§ Information supplied:
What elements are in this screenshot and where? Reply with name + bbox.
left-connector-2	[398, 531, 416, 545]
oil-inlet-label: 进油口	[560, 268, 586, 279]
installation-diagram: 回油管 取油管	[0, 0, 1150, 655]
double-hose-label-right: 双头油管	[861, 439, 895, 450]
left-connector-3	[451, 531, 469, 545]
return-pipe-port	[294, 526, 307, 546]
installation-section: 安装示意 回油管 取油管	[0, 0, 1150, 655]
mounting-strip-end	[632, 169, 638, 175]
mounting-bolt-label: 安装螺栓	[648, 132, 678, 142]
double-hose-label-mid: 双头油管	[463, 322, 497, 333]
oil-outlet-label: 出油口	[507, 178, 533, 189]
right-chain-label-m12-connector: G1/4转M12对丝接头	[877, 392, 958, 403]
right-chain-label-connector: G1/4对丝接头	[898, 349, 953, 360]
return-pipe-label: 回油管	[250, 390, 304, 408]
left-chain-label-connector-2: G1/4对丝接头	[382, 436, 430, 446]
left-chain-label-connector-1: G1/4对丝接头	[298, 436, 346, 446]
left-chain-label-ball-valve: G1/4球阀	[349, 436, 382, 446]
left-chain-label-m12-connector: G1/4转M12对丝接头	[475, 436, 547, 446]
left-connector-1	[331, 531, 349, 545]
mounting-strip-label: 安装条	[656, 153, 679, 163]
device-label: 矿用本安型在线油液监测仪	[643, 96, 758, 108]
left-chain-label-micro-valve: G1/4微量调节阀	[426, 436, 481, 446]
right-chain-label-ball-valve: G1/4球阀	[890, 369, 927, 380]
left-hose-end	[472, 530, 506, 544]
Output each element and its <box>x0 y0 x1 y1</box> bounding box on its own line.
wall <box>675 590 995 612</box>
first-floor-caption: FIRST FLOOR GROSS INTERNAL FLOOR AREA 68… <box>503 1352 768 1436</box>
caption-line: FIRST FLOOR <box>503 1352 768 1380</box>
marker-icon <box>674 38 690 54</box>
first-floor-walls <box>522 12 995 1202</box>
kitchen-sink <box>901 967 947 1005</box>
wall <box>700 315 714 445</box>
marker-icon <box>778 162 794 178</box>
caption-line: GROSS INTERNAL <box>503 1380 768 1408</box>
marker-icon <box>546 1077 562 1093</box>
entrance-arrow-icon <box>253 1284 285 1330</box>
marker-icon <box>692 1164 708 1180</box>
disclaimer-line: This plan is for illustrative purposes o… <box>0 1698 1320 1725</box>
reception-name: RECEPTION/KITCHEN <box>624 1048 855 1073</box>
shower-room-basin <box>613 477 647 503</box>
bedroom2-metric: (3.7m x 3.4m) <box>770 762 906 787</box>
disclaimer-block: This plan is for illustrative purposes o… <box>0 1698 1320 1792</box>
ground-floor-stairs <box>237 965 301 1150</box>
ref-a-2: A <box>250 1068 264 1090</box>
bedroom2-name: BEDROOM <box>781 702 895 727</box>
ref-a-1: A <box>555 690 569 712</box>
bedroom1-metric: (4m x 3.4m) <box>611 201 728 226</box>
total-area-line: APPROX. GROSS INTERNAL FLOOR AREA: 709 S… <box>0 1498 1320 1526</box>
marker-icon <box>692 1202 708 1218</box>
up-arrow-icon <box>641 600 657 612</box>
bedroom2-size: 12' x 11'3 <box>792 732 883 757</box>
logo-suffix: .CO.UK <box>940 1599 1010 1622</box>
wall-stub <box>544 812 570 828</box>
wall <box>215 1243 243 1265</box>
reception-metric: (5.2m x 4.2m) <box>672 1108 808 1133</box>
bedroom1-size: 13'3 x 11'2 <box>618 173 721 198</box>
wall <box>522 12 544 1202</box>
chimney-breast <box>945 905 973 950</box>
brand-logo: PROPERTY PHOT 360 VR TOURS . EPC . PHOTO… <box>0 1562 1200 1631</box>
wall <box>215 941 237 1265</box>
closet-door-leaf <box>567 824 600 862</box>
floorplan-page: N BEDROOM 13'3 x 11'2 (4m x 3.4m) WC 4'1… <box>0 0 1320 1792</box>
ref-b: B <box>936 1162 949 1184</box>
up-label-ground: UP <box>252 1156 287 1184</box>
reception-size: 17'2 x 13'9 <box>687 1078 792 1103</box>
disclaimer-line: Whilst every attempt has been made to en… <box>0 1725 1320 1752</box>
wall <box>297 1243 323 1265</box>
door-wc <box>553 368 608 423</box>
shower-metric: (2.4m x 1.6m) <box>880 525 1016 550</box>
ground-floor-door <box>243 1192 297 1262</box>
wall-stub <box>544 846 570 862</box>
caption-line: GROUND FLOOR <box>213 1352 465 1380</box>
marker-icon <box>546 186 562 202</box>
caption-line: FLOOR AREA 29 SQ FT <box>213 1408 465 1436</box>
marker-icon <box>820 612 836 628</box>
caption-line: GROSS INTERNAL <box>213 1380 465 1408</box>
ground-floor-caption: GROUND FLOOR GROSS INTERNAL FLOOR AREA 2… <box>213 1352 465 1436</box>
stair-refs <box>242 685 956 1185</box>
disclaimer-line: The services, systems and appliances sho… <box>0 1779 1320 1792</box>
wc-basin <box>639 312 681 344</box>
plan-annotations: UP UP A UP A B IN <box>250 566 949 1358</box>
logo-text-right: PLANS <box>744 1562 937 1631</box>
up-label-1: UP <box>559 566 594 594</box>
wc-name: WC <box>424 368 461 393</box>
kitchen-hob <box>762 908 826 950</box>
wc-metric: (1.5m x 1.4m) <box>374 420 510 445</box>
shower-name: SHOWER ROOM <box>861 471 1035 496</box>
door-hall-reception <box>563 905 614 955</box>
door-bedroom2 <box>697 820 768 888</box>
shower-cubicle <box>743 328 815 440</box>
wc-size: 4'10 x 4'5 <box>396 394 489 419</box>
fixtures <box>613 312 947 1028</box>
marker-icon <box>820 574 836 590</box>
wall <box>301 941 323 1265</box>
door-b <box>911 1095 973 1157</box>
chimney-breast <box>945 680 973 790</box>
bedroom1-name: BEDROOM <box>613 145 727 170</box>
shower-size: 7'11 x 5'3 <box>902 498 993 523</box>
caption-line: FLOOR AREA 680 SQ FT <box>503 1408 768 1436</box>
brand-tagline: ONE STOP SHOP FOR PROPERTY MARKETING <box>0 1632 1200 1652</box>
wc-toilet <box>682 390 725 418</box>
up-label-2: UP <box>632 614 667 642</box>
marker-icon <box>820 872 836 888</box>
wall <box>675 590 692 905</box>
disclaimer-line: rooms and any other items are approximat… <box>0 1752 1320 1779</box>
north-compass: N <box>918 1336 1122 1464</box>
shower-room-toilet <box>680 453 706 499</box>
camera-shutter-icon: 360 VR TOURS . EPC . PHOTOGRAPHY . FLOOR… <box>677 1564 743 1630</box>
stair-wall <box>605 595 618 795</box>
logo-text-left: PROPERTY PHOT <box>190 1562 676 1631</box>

§ Aim: Quote, word for word, every line from the start of the lines down to and including the one containing "178, 533, 189]".

§ Answer for the task:
What elements are in this screenshot and where? Reply with name + bbox.
left-connector-2	[398, 531, 416, 545]
oil-inlet-label: 进油口	[560, 268, 586, 279]
installation-diagram: 回油管 取油管	[0, 0, 1150, 655]
double-hose-label-right: 双头油管	[861, 439, 895, 450]
left-connector-3	[451, 531, 469, 545]
return-pipe-port	[294, 526, 307, 546]
installation-section: 安装示意 回油管 取油管	[0, 0, 1150, 655]
mounting-strip-end	[632, 169, 638, 175]
mounting-bolt-label: 安装螺栓	[648, 132, 678, 142]
double-hose-label-mid: 双头油管	[463, 322, 497, 333]
oil-outlet-label: 出油口	[507, 178, 533, 189]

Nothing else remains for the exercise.